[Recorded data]
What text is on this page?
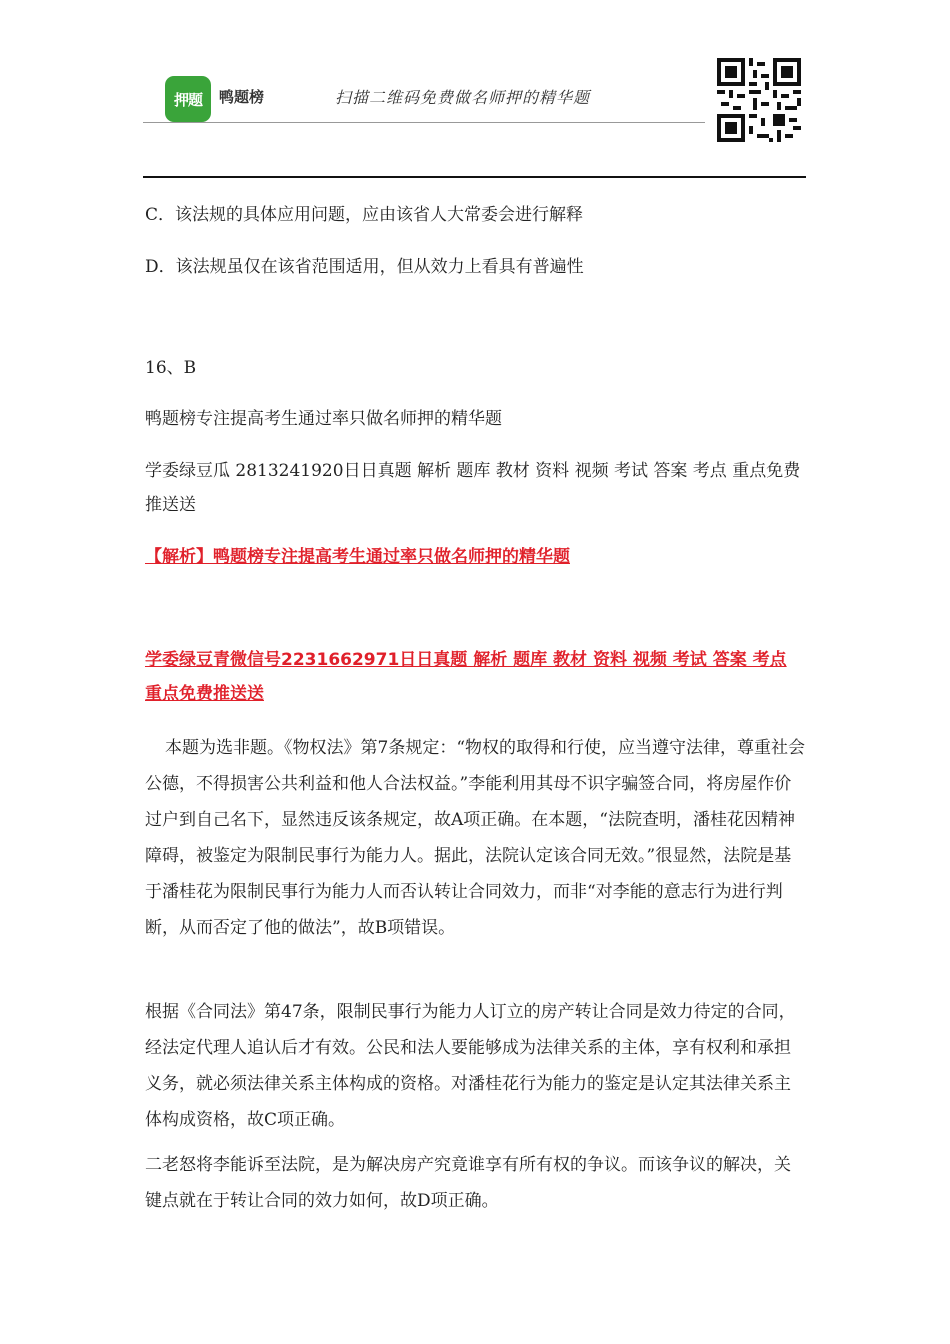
押题 鸭题榜	扫描二维码免费做名师押的精华题

C．该法规的具体应用问题，应由该省人大常委会进行解释

D．该法规虽仅在该省范围适用，但从效力上看具有普遍性

16、B

鸭题榜专注提高考生通过率只做名师押的精华题

学委绿豆瓜 2813241920日日真题 解析 题库 教材 资料 视频 考试 答案 考点 重点免费推送送

【解析】鸭题榜专注提高考生通过率只做名师押的精华题

学委绿豆青微信号2231662971日日真题 解析 题库 教材 资料 视频 考试 答案 考点 重点免费推送送

本题为选非题。《物权法》第7条规定：“物权的取得和行使，应当遵守法律，尊重社会公德，不得损害公共利益和他人合法权益。”李能利用其母不识字骗签合同，将房屋作价过户到自己名下，显然违反该条规定，故A项正确。在本题，“法院查明，潘桂花因精神障碍，被鉴定为限制民事行为能力人。据此，法院认定该合同无效。”很显然，法院是基于潘桂花为限制民事行为能力人而否认转让合同效力，而非“对李能的意志行为进行判断，从而否定了他的做法”，故B项错误。

根据《合同法》第47条，限制民事行为能力人订立的房产转让合同是效力待定的合同，经法定代理人追认后才有效。公民和法人要能够成为法律关系的主体，享有权利和承担义务，就必须法律关系主体构成的资格。对潘桂花行为能力的鉴定是认定其法律关系主体构成资格，故C项正确。

二老怒将李能诉至法院，是为解决房产究竟谁享有所有权的争议。而该争议的解决，关键点就在于转让合同的效力如何，故D项正确。
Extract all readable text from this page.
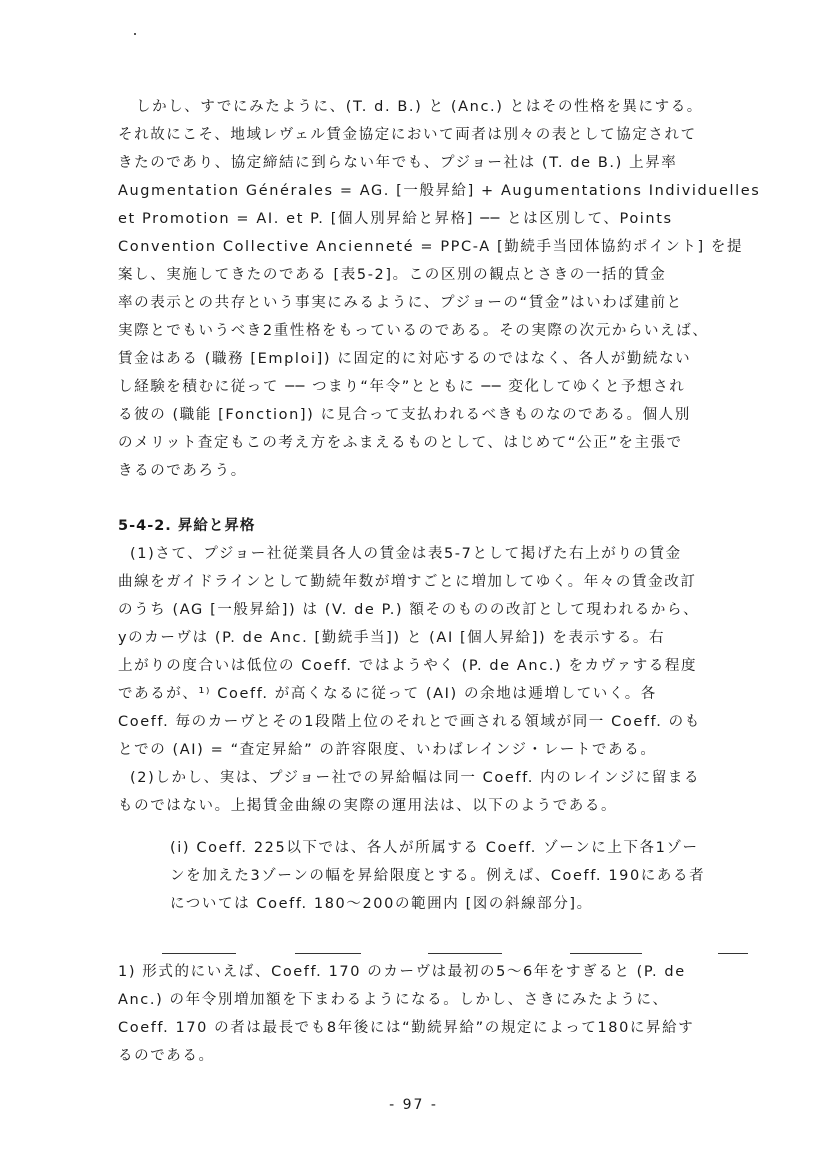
しかし、すでにみたように、(T. d. B.) と (Anc.) とはその性格を異にする。
それ故にこそ、地域レヴェル賃金協定において両者は別々の表として協定されて
きたのであり、協定締結に到らない年でも、プジョー社は (T. de B.) 上昇率
Augmentation Générales = AG. [一般昇給] + Augumentations Individuelles
et Promotion = AI. et P. [個人別昇給と昇格] ── とは区別して、Points
Convention Collective Ancienneté = PPC-A [勤続手当団体協約ポイント] を提
案し、実施してきたのである [表5-2]。この区別の観点とさきの一括的賃金
率の表示との共存という事実にみるように、プジョーの“賃金”はいわば建前と
実際とでもいうべき2重性格をもっているのである。その実際の次元からいえば、
賃金はある (職務 [Emploi]) に固定的に対応するのではなく、各人が勤続ない
し経験を積むに従って ── つまり“年令”とともに ── 変化してゆくと予想され
る彼の (職能 [Fonction]) に見合って支払われるべきものなのである。個人別
のメリット査定もこの考え方をふまえるものとして、はじめて“公正”を主張で
きるのであろう。
5-4-2. 昇給と昇格
(1)さて、プジョー社従業員各人の賃金は表5-7として掲げた右上がりの賃金
曲線をガイドラインとして勤続年数が増すごとに増加してゆく。年々の賃金改訂
のうち (AG [一般昇給]) は (V. de P.) 額そのものの改訂として現われるから、
yのカーヴは (P. de Anc. [勤続手当]) と (AI [個人昇給]) を表示する。右
上がりの度合いは低位の Coeff. ではようやく (P. de Anc.) をカヴァする程度
であるが、¹⁾ Coeff. が高くなるに従って (AI) の余地は逓増していく。各
Coeff. 毎のカーヴとその1段階上位のそれとで画される領域が同一 Coeff. のも
とでの (AI) = “査定昇給” の許容限度、いわばレインジ・レートである。
(2)しかし、実は、プジョー社での昇給幅は同一 Coeff. 内のレインジに留まる
ものではない。上掲賃金曲線の実際の運用法は、以下のようである。
(i) Coeff. 225以下では、各人が所属する Coeff. ゾーンに上下各1ゾー
ンを加えた3ゾーンの幅を昇給限度とする。例えば、Coeff. 190にある者
については Coeff. 180～200の範囲内 [図の斜線部分]。
1) 形式的にいえば、Coeff. 170 のカーヴは最初の5～6年をすぎると (P. de
Anc.) の年令別増加額を下まわるようになる。しかし、さきにみたように、
Coeff. 170 の者は最長でも8年後には“勤続昇給”の規定によって180に昇給す
るのである。
- 97 -
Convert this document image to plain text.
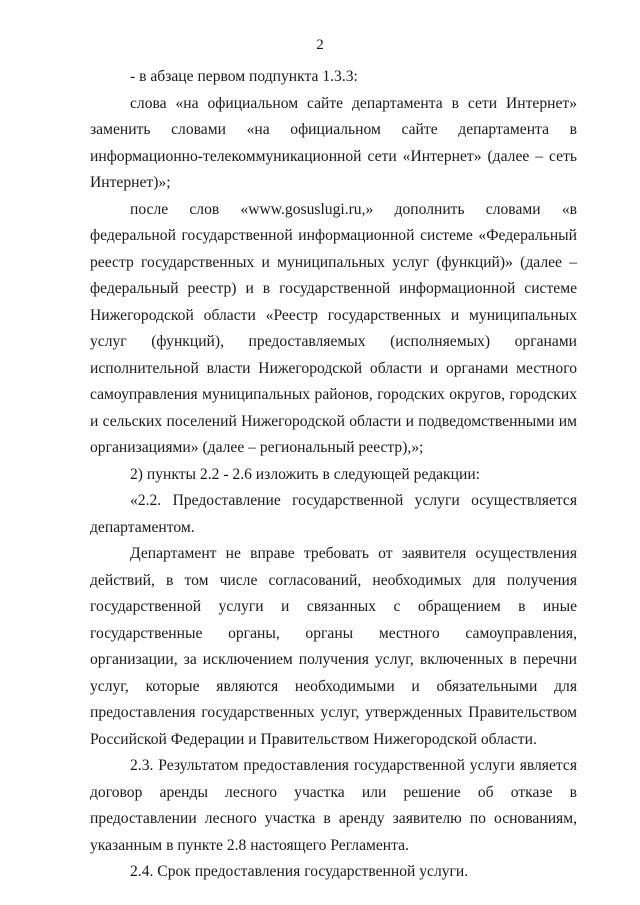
2

- в абзаце первом подпункта 1.3.3:

слова «на официальном сайте департамента в сети Интернет» заменить словами «на официальном сайте департамента в информационно-телекоммуникационной сети «Интернет» (далее – сеть Интернет)»;

после слов «www.gosuslugi.ru,» дополнить словами «в федеральной государственной информационной системе «Федеральный реестр государственных и муниципальных услуг (функций)» (далее – федеральный реестр) и в государственной информационной системе Нижегородской области «Реестр государственных и муниципальных услуг (функций), предоставляемых (исполняемых) органами исполнительной власти Нижегородской области и органами местного самоуправления муниципальных районов, городских округов, городских и сельских поселений Нижегородской области и подведомственными им организациями» (далее – региональный реестр),»;

2) пункты 2.2 - 2.6 изложить в следующей редакции:

«2.2. Предоставление государственной услуги осуществляется департаментом.

Департамент не вправе требовать от заявителя осуществления действий, в том числе согласований, необходимых для получения государственной услуги и связанных с обращением в иные государственные органы, органы местного самоуправления, организации, за исключением получения услуг, включенных в перечни услуг, которые являются необходимыми и обязательными для предоставления государственных услуг, утвержденных Правительством Российской Федерации и Правительством Нижегородской области.

2.3. Результатом предоставления государственной услуги является договор аренды лесного участка или решение об отказе в предоставлении лесного участка в аренду заявителю по основаниям, указанным в пункте 2.8 настоящего Регламента.

2.4. Срок предоставления государственной услуги.
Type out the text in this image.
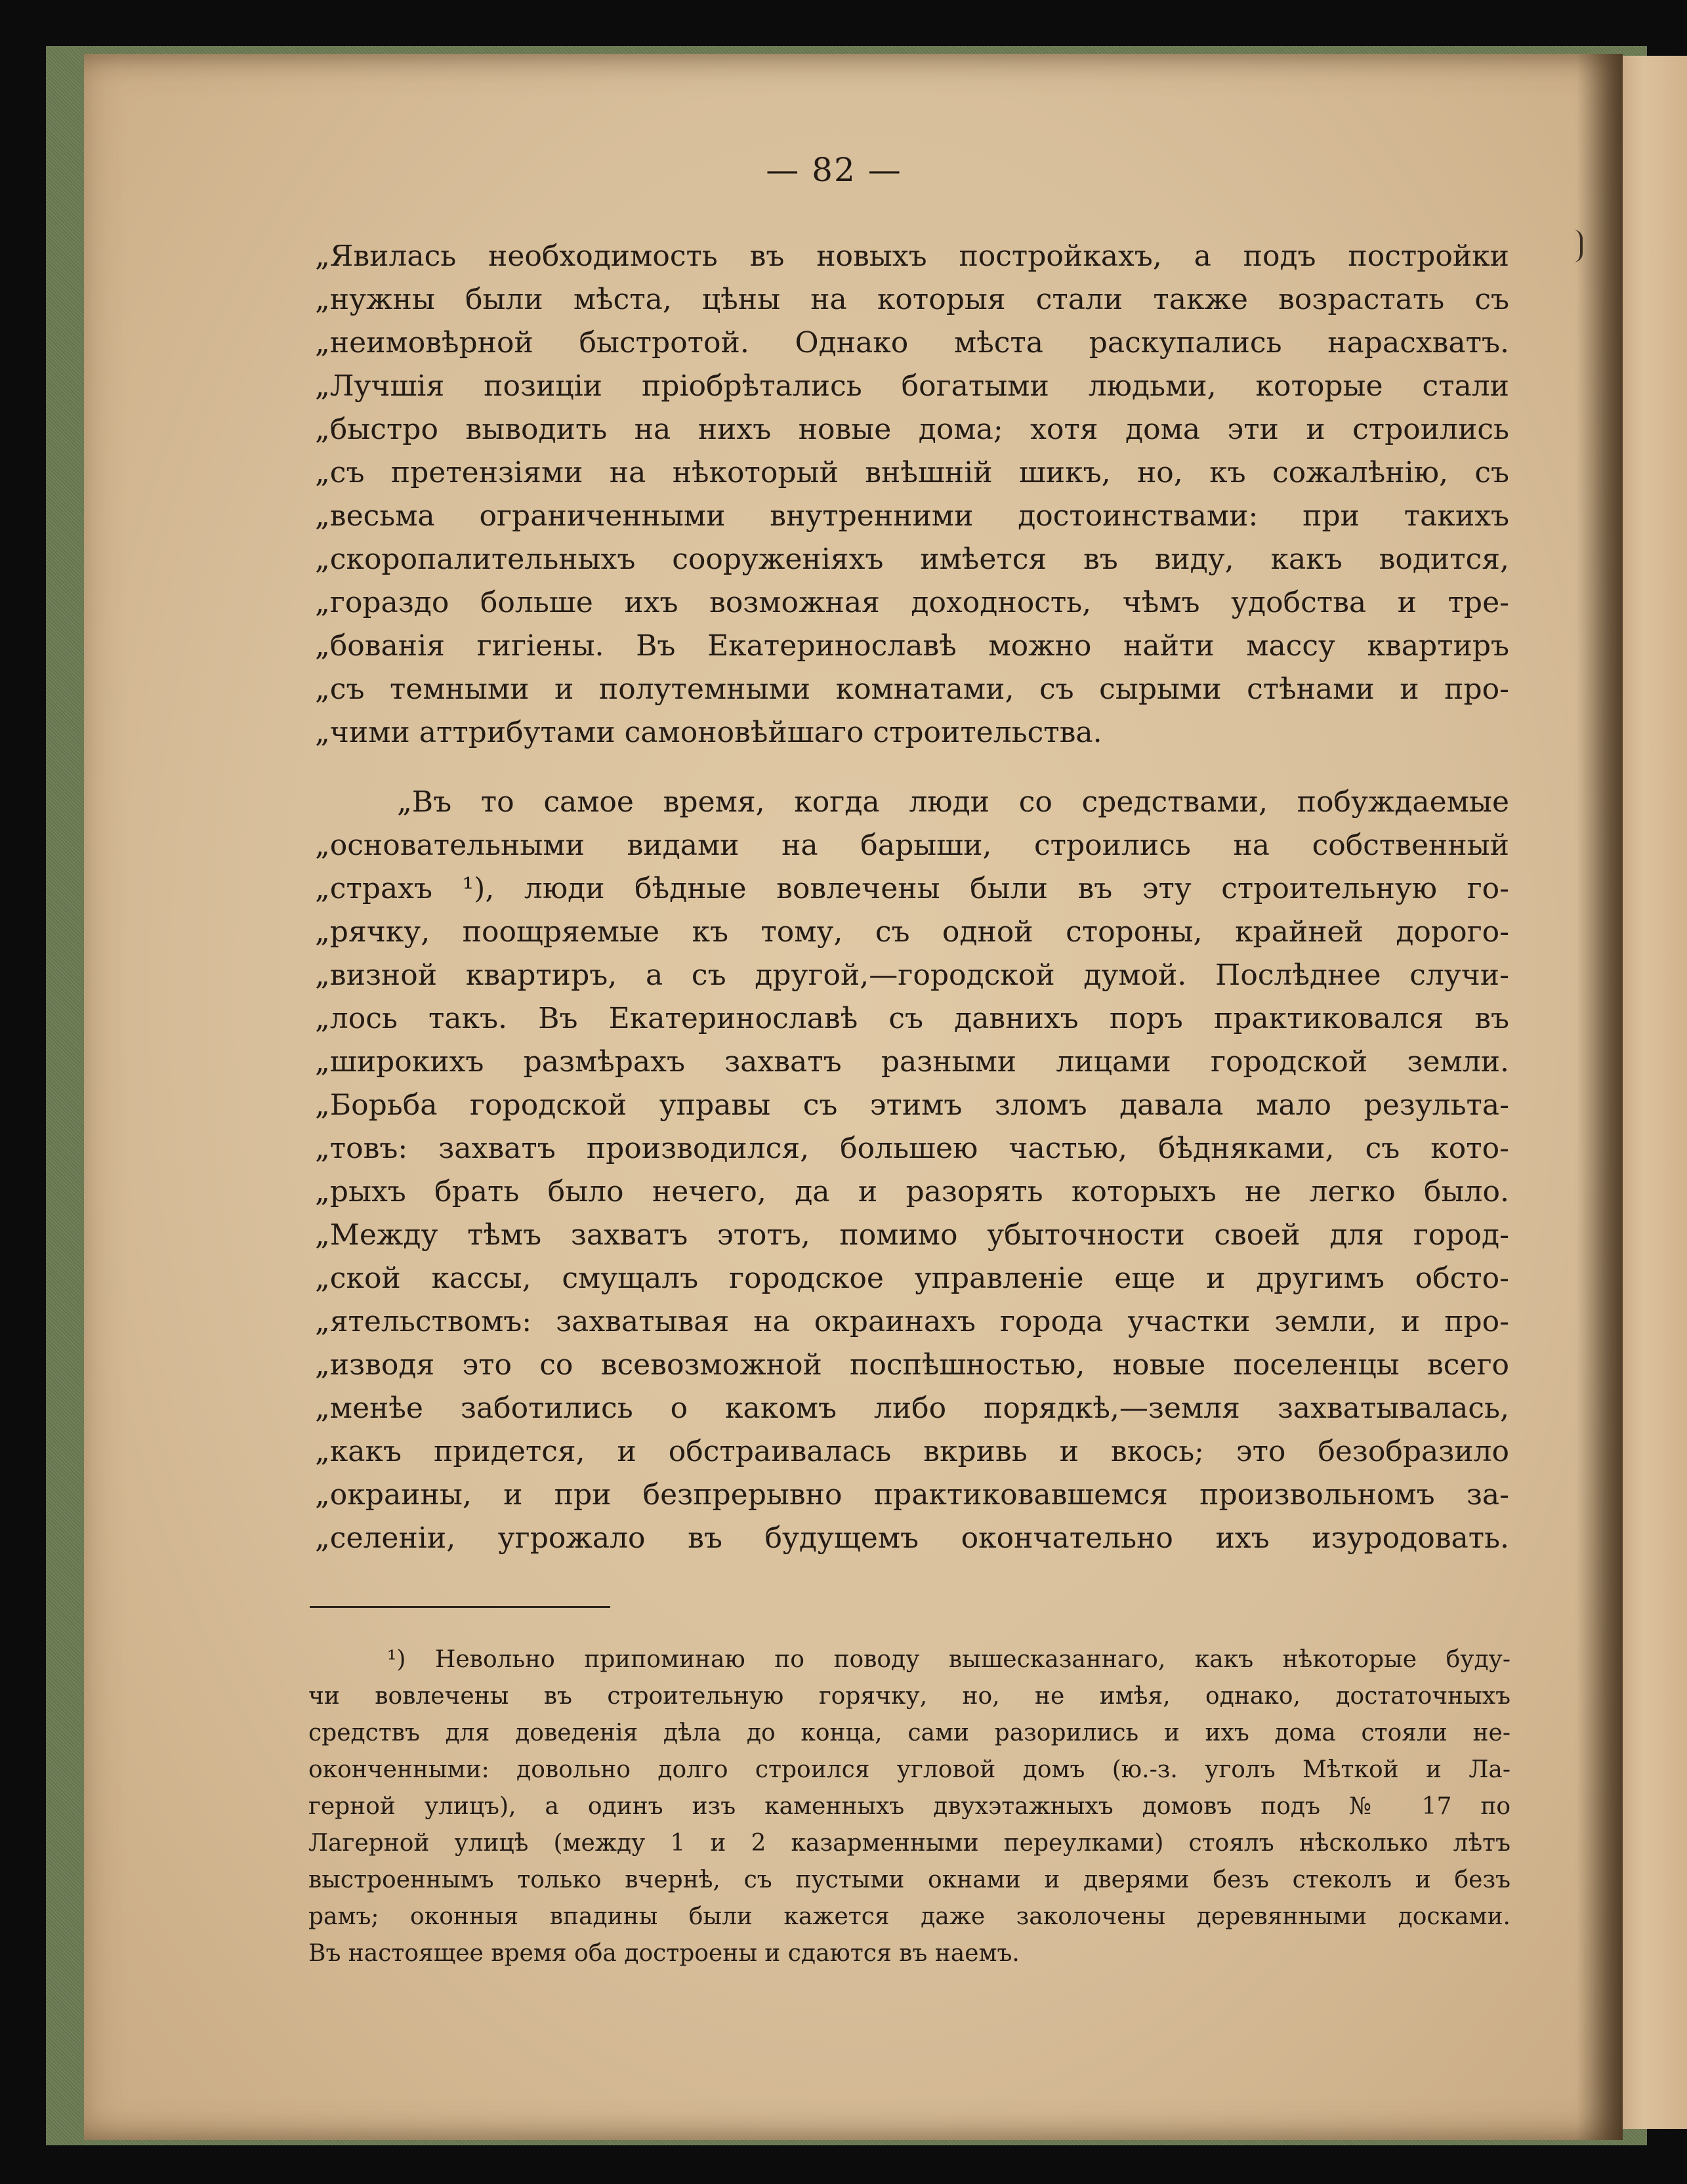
— 82 —
„Явилась необходимость въ новыхъ постройкахъ, а подъ постройки
„нужны были мѣста, цѣны на которыя стали также возрастать съ
„неимовѣрной быстротой. Однако мѣста раскупались нарасхватъ.
„Лучшія позиціи пріобрѣтались богатыми людьми, которые стали
„быстро выводить на нихъ новые дома; хотя дома эти и строились
„съ претензіями на нѣкоторый внѣшній шикъ, но, къ сожалѣнію, съ
„весьма ограниченными внутренними достоинствами: при такихъ
„скоропалительныхъ сооруженіяхъ имѣется въ виду, какъ водится,
„гораздо больше ихъ возможная доходность, чѣмъ удобства и тре-
„бованія гигіены. Въ Екатеринославѣ можно найти массу квартиръ
„съ темными и полутемными комнатами, съ сырыми стѣнами и про-
„чими аттрибутами самоновѣйшаго строительства.
„Въ то самое время, когда люди со средствами, побуждаемые
„основательными видами на барыши, строились на собственный
„страхъ ¹), люди бѣдные вовлечены были въ эту строительную го-
„рячку, поощряемые къ тому, съ одной стороны, крайней дорого-
„визной квартиръ, а съ другой,—городской думой. Послѣднее случи-
„лось такъ. Въ Екатеринославѣ съ давнихъ поръ практиковался въ
„широкихъ размѣрахъ захватъ разными лицами городской земли.
„Борьба городской управы съ этимъ зломъ давала мало результа-
„товъ: захватъ производился, большею частью, бѣдняками, съ кото-
„рыхъ брать было нечего, да и разорять которыхъ не легко было.
„Между тѣмъ захватъ этотъ, помимо убыточности своей для город-
„ской кассы, смущалъ городское управленіе еще и другимъ обсто-
„ятельствомъ: захватывая на окраинахъ города участки земли, и про-
„изводя это со всевозможной поспѣшностью, новые поселенцы всего
„менѣе заботились о какомъ либо порядкѣ,—земля захватывалась,
„какъ придется, и обстраивалась вкривь и вкось; это безобразило
„окраины, и при безпрерывно практиковавшемся произвольномъ за-
„селеніи, угрожало въ будущемъ окончательно ихъ изуродовать.
¹) Невольно припоминаю по поводу вышесказаннаго, какъ нѣкоторые буду-
чи вовлечены въ строительную горячку, но, не имѣя, однако, достаточныхъ
средствъ для доведенія дѣла до конца, сами разорились и ихъ дома стояли не-
оконченными: довольно долго строился угловой домъ (ю.-з. уголъ Мѣткой и Ла-
герной улицъ), а одинъ изъ каменныхъ двухэтажныхъ домовъ подъ № 17 по
Лагерной улицѣ (между 1 и 2 казарменными переулками) стоялъ нѣсколько лѣтъ
выстроеннымъ только вчернѣ, съ пустыми окнами и дверями безъ стеколъ и безъ
рамъ; оконныя впадины были кажется даже заколочены деревянными досками.
Въ настоящее время оба достроены и сдаются въ наемъ.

• _Exercise instructions_
Using the listing above, list every line in which the string "земли" occurs.

• _Output of the task_
„широкихъ размѣрахъ захватъ разными лицами городской земли.
„ятельствомъ: захватывая на окраинахъ города участки земли, и про-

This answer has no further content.